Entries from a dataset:
** start **

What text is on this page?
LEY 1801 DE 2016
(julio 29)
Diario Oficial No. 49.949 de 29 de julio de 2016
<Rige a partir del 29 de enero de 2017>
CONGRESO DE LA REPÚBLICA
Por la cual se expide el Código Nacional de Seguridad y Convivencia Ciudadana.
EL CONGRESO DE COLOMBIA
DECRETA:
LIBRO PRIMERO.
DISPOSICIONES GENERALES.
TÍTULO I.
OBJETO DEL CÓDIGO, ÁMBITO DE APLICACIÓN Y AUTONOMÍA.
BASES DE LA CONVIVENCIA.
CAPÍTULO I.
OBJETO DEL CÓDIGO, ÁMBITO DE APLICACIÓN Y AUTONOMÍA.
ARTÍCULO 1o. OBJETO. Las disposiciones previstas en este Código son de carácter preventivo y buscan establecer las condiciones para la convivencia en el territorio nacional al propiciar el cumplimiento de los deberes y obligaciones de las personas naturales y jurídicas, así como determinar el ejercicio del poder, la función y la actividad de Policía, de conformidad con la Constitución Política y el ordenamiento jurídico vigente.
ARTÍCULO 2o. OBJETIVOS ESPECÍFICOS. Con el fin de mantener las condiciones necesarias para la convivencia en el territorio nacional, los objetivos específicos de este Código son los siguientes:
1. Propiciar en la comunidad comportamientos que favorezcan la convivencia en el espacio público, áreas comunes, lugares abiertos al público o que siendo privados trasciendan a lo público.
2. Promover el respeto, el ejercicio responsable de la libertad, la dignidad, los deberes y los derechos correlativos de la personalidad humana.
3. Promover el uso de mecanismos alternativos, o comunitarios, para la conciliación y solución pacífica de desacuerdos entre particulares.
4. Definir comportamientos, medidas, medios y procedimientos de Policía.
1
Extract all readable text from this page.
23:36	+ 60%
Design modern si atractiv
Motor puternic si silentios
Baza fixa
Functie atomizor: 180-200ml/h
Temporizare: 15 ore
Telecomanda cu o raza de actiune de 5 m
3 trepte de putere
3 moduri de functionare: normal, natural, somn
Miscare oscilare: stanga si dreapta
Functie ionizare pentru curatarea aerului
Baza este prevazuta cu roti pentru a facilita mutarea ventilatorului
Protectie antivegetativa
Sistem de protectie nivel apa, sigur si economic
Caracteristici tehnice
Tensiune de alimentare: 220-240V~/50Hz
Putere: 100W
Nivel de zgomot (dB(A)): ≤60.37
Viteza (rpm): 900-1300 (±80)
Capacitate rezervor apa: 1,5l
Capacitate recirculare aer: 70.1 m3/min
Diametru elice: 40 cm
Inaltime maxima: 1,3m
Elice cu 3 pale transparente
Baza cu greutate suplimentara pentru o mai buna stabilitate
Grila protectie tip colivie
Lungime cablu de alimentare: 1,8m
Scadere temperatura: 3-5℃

** end **

GIVEN REQUEST — Write out the whole listing again, exactly as it stands.

RESPONSE —
What text is on this page?
LEY 1801 DE 2016
(julio 29)
Diario Oficial No. 49.949 de 29 de julio de 2016
<Rige a partir del 29 de enero de 2017>
CONGRESO DE LA REPÚBLICA
Por la cual se expide el Código Nacional de Seguridad y Convivencia Ciudadana.
EL CONGRESO DE COLOMBIA
DECRETA:
LIBRO PRIMERO.
DISPOSICIONES GENERALES.
TÍTULO I.
OBJETO DEL CÓDIGO, ÁMBITO DE APLICACIÓN Y AUTONOMÍA.
BASES DE LA CONVIVENCIA.
CAPÍTULO I.
OBJETO DEL CÓDIGO, ÁMBITO DE APLICACIÓN Y AUTONOMÍA.
ARTÍCULO 1o. OBJETO. Las disposiciones previstas en este Código son de carácter preventivo y buscan establecer las condiciones para la convivencia en el territorio nacional al propiciar el cumplimiento de los deberes y obligaciones de las personas naturales y jurídicas, así como determinar el ejercicio del poder, la función y la actividad de Policía, de conformidad con la Constitución Política y el ordenamiento jurídico vigente.
ARTÍCULO 2o. OBJETIVOS ESPECÍFICOS. Con el fin de mantener las condiciones necesarias para la convivencia en el territorio nacional, los objetivos específicos de este Código son los siguientes:
1. Propiciar en la comunidad comportamientos que favorezcan la convivencia en el espacio público, áreas comunes, lugares abiertos al público o que siendo privados trasciendan a lo público.
2. Promover el respeto, el ejercicio responsable de la libertad, la dignidad, los deberes y los derechos correlativos de la personalidad humana.
3. Promover el uso de mecanismos alternativos, o comunitarios, para la conciliación y solución pacífica de desacuerdos entre particulares.
4. Definir comportamientos, medidas, medios y procedimientos de Policía.
1
Extract all readable text from this page.
23:36	+ 60%
Design modern si atractiv
Motor puternic si silentios
Baza fixa
Functie atomizor: 180-200ml/h
Temporizare: 15 ore
Telecomanda cu o raza de actiune de 5 m
3 trepte de putere
3 moduri de functionare: normal, natural, somn
Miscare oscilare: stanga si dreapta
Functie ionizare pentru curatarea aerului
Baza este prevazuta cu roti pentru a facilita mutarea ventilatorului
Protectie antivegetativa
Sistem de protectie nivel apa, sigur si economic
Caracteristici tehnice
Tensiune de alimentare: 220-240V~/50Hz
Putere: 100W
Nivel de zgomot (dB(A)): ≤60.37
Viteza (rpm): 900-1300 (±80)
Capacitate rezervor apa: 1,5l
Capacitate recirculare aer: 70.1 m3/min
Diametru elice: 40 cm
Inaltime maxima: 1,3m
Elice cu 3 pale transparente
Baza cu greutate suplimentara pentru o mai buna stabilitate
Grila protectie tip colivie
Lungime cablu de alimentare: 1,8m
Scadere temperatura: 3-5℃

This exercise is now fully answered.